_TASK STATEMENT_
Each record that follows should be repeated exactly, minus any images.

_STORED ROWS_
____________________

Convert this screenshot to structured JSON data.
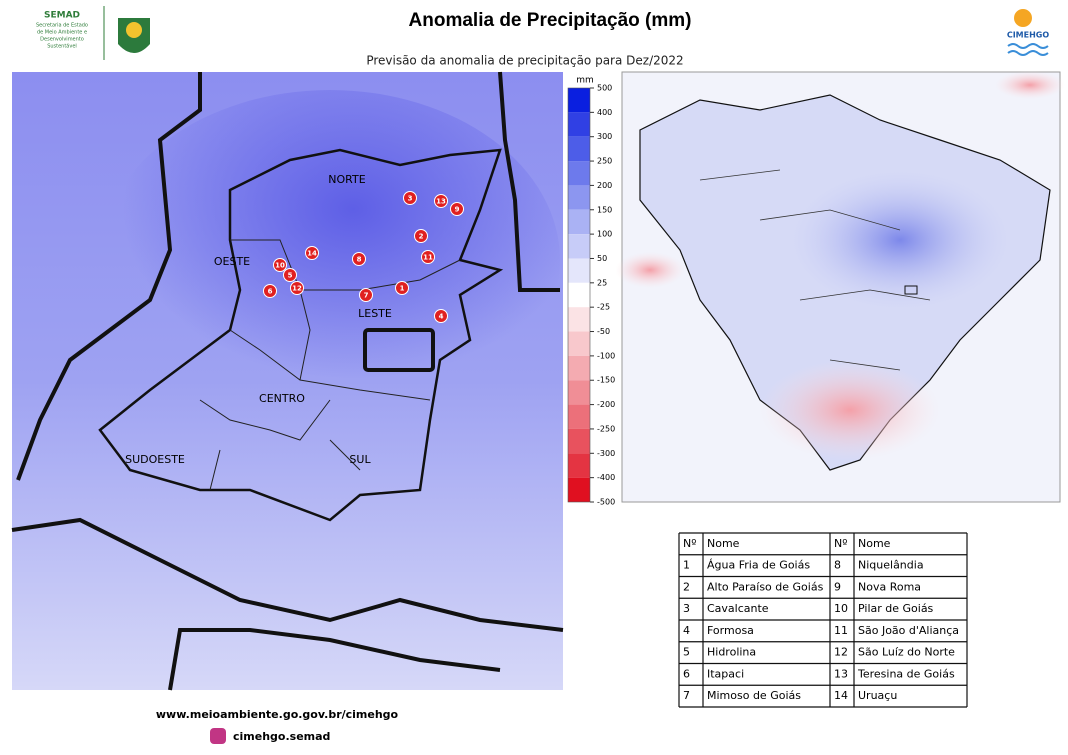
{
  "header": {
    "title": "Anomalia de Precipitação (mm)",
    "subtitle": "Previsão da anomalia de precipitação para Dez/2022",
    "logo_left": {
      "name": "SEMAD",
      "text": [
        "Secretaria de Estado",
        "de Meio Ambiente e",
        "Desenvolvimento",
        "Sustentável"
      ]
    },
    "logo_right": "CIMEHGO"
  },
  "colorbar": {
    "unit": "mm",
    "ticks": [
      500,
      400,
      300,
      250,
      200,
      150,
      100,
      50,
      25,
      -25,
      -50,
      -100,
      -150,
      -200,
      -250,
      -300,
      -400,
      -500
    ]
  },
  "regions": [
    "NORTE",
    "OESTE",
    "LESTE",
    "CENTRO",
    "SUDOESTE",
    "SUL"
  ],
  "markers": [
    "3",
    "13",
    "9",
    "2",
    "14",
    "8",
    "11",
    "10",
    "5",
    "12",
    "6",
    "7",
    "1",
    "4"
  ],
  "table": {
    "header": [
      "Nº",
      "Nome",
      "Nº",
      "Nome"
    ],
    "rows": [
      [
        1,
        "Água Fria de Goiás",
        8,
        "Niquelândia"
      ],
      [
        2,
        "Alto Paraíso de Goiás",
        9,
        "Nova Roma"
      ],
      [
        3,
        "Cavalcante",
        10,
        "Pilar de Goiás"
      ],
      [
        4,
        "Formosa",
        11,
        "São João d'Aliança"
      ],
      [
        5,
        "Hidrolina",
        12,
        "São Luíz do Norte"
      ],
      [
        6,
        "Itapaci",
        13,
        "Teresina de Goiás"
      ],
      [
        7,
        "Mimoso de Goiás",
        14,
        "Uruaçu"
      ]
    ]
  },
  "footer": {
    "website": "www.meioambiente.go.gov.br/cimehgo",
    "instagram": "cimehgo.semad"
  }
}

____________________

_OUTPUT FOR THIS EXERCISE_
Convert this screenshot to structured JSON data.
{
  "header": {
    "title": "Anomalia de Precipitação (mm)",
    "subtitle": "Previsão da anomalia de precipitação para Dez/2022",
    "logo_left": {
      "name": "SEMAD",
      "text": [
        "Secretaria de Estado",
        "de Meio Ambiente e",
        "Desenvolvimento",
        "Sustentável"
      ]
    },
    "logo_right": "CIMEHGO"
  },
  "colorbar": {
    "unit": "mm",
    "ticks": [
      500,
      400,
      300,
      250,
      200,
      150,
      100,
      50,
      25,
      -25,
      -50,
      -100,
      -150,
      -200,
      -250,
      -300,
      -400,
      -500
    ]
  },
  "regions": [
    "NORTE",
    "OESTE",
    "LESTE",
    "CENTRO",
    "SUDOESTE",
    "SUL"
  ],
  "markers": [
    "3",
    "13",
    "9",
    "2",
    "14",
    "8",
    "11",
    "10",
    "5",
    "12",
    "6",
    "7",
    "1",
    "4"
  ],
  "table": {
    "header": [
      "Nº",
      "Nome",
      "Nº",
      "Nome"
    ],
    "rows": [
      [
        1,
        "Água Fria de Goiás",
        8,
        "Niquelândia"
      ],
      [
        2,
        "Alto Paraíso de Goiás",
        9,
        "Nova Roma"
      ],
      [
        3,
        "Cavalcante",
        10,
        "Pilar de Goiás"
      ],
      [
        4,
        "Formosa",
        11,
        "São João d'Aliança"
      ],
      [
        5,
        "Hidrolina",
        12,
        "São Luíz do Norte"
      ],
      [
        6,
        "Itapaci",
        13,
        "Teresina de Goiás"
      ],
      [
        7,
        "Mimoso de Goiás",
        14,
        "Uruaçu"
      ]
    ]
  },
  "footer": {
    "website": "www.meioambiente.go.gov.br/cimehgo",
    "instagram": "cimehgo.semad"
  }
}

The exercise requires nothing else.